TASK TO CARRY OUT: Answer with a single number: the count of lines that hold "measured".

[Start AVAILABLE RECORDS]

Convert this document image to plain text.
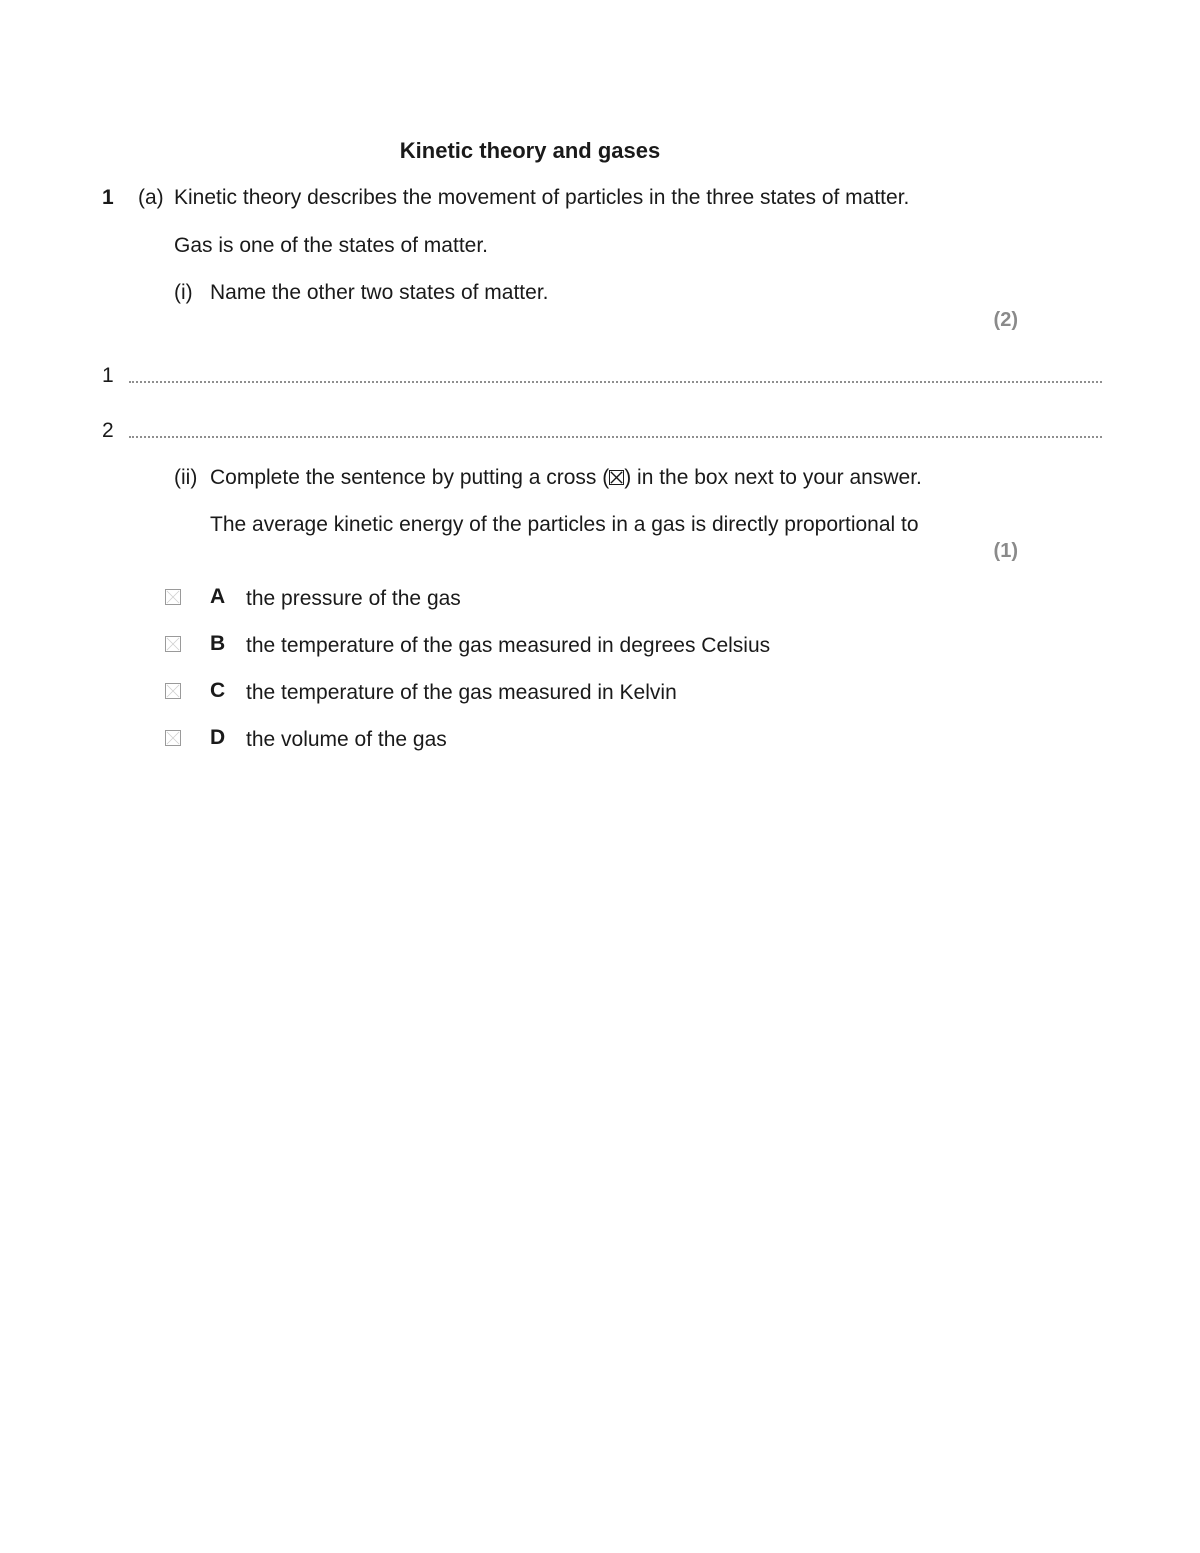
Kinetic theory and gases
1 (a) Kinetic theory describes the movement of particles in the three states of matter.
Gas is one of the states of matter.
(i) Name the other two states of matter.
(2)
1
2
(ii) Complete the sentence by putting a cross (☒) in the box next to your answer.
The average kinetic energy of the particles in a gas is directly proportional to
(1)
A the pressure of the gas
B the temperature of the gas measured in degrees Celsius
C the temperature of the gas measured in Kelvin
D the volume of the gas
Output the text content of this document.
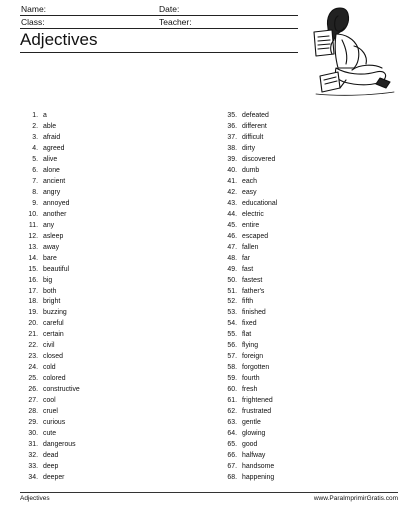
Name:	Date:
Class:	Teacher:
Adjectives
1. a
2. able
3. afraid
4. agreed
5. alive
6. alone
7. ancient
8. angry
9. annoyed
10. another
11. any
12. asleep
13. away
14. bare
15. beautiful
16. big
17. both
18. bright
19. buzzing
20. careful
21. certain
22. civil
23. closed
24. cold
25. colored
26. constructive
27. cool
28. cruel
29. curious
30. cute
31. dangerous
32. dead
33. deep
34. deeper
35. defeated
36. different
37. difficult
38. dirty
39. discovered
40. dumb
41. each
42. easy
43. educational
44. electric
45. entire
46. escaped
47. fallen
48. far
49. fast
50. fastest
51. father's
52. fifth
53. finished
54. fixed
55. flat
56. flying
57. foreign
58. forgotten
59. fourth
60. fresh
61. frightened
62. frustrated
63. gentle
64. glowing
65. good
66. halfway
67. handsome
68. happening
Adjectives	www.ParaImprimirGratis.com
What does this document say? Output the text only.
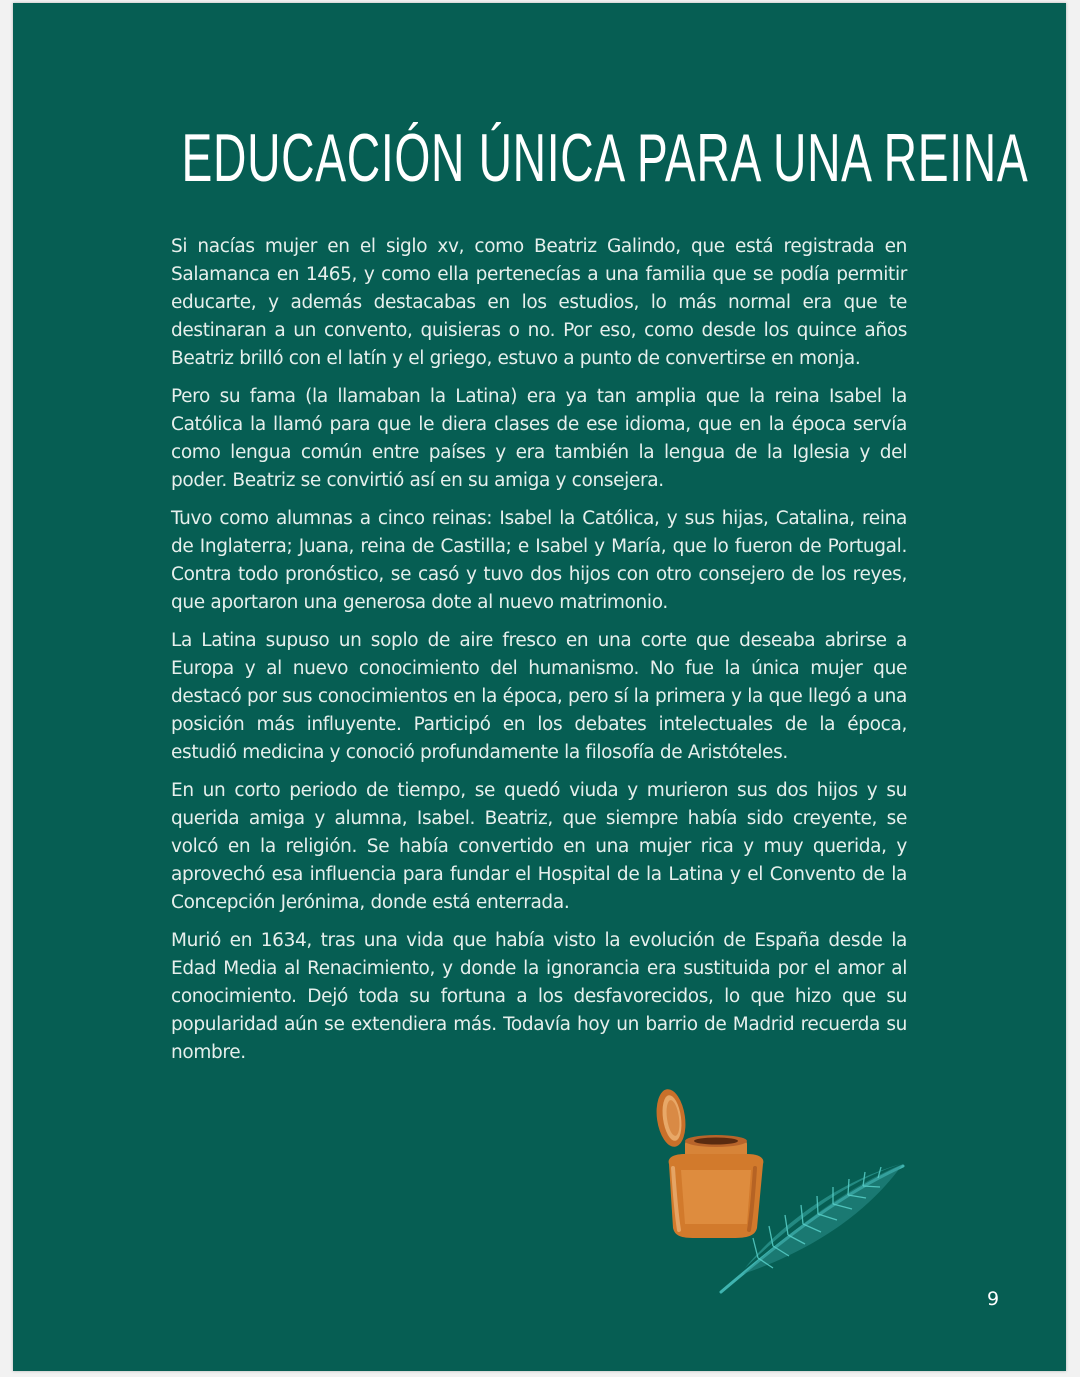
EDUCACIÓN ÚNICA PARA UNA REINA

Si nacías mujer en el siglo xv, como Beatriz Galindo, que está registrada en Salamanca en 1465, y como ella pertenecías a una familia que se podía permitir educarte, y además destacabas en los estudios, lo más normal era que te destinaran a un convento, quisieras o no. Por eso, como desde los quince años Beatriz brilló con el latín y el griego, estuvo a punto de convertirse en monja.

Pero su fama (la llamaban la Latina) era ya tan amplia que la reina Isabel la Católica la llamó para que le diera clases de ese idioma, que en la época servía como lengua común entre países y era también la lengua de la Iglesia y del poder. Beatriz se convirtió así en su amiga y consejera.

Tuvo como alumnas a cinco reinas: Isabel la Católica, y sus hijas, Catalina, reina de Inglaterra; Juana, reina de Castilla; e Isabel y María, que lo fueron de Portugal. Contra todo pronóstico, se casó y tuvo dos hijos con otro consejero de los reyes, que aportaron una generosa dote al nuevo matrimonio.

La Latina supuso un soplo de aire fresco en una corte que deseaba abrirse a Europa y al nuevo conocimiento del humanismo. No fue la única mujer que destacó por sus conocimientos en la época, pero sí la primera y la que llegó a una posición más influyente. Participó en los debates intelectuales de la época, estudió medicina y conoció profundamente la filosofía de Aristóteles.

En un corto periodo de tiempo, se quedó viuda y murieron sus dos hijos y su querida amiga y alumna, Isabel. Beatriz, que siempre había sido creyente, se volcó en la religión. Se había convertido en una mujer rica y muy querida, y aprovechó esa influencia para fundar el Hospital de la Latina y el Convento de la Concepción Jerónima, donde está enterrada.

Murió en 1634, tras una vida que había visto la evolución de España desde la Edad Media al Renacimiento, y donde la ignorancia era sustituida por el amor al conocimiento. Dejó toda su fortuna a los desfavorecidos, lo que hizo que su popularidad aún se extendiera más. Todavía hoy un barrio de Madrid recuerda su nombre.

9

[End AVAILABLE RECORDS]

WRITTEN ANSWER: 2